§ **Task objective**: Pull out every line from the listing that has the word "factors".

-- Begin Given data --

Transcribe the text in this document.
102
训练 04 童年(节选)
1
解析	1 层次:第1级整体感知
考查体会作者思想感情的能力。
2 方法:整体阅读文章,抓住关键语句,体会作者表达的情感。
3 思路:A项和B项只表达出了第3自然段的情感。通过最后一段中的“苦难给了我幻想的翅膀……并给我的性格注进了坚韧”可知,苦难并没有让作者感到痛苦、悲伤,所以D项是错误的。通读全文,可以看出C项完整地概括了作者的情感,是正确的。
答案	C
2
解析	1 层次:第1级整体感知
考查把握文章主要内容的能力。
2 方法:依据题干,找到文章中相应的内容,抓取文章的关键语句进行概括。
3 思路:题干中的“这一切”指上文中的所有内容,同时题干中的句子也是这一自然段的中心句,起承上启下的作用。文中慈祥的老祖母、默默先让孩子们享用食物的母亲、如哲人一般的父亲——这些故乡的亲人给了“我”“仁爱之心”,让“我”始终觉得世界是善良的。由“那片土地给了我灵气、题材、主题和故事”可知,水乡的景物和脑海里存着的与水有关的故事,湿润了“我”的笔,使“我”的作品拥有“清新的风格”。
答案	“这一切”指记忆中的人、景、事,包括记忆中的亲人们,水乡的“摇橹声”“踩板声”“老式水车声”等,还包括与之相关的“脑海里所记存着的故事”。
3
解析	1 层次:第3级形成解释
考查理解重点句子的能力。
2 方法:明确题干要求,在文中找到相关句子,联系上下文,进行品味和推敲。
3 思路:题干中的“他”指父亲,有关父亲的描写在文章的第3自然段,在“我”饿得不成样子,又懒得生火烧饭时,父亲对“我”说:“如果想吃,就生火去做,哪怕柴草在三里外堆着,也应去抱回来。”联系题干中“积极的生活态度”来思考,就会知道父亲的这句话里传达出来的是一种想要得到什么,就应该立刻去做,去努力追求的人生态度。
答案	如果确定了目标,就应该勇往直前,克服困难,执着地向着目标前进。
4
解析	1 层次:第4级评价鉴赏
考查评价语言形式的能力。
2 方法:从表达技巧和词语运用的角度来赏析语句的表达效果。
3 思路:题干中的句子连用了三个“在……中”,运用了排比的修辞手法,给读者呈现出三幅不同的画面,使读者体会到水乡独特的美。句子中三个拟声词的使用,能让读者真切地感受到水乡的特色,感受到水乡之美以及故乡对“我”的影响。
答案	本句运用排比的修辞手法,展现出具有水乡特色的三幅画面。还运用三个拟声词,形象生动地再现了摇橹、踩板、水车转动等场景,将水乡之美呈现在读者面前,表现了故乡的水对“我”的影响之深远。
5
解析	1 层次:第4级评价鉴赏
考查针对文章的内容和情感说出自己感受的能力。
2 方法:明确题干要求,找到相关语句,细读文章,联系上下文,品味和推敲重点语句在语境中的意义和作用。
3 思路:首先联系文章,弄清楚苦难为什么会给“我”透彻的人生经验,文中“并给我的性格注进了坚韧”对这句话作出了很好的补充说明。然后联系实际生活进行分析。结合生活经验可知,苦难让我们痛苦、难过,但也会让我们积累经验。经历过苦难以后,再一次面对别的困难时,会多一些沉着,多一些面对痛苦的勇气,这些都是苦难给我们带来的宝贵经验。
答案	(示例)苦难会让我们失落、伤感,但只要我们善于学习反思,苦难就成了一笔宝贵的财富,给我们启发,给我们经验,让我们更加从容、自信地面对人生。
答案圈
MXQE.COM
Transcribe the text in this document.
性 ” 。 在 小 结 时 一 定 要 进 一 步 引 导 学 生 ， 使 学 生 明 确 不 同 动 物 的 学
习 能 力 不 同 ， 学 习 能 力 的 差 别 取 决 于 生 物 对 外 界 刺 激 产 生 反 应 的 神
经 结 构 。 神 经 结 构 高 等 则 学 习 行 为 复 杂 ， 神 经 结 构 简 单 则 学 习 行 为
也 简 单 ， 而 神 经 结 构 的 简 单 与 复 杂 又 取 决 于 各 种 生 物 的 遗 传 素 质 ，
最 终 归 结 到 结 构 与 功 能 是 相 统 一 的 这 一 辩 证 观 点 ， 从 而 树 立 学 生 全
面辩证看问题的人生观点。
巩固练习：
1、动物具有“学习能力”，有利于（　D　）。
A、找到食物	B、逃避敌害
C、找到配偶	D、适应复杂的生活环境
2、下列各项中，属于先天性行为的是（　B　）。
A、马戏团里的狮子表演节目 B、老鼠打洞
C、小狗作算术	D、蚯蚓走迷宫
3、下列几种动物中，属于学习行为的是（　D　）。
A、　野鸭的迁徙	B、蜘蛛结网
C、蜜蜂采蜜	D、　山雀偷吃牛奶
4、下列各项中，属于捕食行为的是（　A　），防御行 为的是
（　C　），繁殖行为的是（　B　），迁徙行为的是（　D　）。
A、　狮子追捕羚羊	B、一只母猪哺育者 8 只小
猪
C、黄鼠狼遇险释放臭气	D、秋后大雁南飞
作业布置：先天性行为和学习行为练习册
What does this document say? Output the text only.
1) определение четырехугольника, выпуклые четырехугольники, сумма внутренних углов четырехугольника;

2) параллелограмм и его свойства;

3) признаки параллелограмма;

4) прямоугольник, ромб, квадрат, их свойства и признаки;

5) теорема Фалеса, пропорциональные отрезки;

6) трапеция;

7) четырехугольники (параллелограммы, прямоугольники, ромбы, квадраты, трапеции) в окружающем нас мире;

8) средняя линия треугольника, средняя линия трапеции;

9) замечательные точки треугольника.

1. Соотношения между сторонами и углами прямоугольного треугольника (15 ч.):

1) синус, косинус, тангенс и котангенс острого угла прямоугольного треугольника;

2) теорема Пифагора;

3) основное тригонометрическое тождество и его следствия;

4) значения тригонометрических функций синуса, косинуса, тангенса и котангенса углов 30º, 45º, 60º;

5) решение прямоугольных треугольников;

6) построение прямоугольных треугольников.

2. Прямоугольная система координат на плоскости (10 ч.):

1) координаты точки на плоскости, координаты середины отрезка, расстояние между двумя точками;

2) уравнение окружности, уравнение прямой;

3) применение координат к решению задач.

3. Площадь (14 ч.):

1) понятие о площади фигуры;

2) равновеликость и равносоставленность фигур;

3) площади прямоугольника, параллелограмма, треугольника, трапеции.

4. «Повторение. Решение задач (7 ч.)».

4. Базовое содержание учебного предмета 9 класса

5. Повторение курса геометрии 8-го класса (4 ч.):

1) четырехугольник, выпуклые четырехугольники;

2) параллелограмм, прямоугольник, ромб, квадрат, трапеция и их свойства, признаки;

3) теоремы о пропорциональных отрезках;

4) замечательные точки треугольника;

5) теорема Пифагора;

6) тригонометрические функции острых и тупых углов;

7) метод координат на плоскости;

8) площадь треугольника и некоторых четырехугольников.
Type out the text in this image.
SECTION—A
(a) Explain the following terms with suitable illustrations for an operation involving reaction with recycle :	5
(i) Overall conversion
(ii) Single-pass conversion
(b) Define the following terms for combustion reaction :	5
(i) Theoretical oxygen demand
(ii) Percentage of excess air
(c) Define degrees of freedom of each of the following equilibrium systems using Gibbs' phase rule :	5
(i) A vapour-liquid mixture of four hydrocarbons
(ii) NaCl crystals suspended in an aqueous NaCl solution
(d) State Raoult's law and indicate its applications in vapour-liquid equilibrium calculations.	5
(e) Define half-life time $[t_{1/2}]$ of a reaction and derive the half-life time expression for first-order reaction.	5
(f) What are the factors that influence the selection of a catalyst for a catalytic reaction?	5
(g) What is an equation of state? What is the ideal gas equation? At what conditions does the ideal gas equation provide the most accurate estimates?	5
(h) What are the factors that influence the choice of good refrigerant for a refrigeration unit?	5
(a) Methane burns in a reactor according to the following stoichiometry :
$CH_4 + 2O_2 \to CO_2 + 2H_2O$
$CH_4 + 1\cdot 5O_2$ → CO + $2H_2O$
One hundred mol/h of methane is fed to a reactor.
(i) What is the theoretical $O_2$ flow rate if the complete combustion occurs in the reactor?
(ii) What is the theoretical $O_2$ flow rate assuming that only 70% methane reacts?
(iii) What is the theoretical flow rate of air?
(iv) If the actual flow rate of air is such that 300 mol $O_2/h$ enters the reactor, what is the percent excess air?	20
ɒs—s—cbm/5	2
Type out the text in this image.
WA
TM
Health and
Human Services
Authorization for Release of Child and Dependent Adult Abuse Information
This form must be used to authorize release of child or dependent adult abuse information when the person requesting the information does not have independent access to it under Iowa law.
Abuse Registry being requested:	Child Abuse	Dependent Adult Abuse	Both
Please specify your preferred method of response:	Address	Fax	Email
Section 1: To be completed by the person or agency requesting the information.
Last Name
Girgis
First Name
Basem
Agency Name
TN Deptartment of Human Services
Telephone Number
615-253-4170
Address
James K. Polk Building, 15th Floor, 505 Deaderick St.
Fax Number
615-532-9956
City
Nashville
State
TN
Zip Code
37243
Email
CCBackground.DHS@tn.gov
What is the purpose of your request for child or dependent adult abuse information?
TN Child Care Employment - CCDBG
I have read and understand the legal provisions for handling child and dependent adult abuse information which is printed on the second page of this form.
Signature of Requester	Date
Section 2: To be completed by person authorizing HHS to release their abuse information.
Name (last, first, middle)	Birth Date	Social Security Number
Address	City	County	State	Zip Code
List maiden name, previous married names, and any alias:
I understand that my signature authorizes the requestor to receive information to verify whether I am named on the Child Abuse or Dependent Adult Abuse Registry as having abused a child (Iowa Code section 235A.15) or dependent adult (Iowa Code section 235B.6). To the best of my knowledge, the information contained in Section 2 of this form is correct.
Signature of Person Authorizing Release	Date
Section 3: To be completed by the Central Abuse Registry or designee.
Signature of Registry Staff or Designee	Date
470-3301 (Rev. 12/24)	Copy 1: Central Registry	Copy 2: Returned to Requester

-- End Given data --

§ **Task response**:
(f) What are the factors that influence the selection of a catalyst for a catalytic reaction?	5
(h) What are the factors that influence the choice of good refrigerant for a refrigeration unit?	5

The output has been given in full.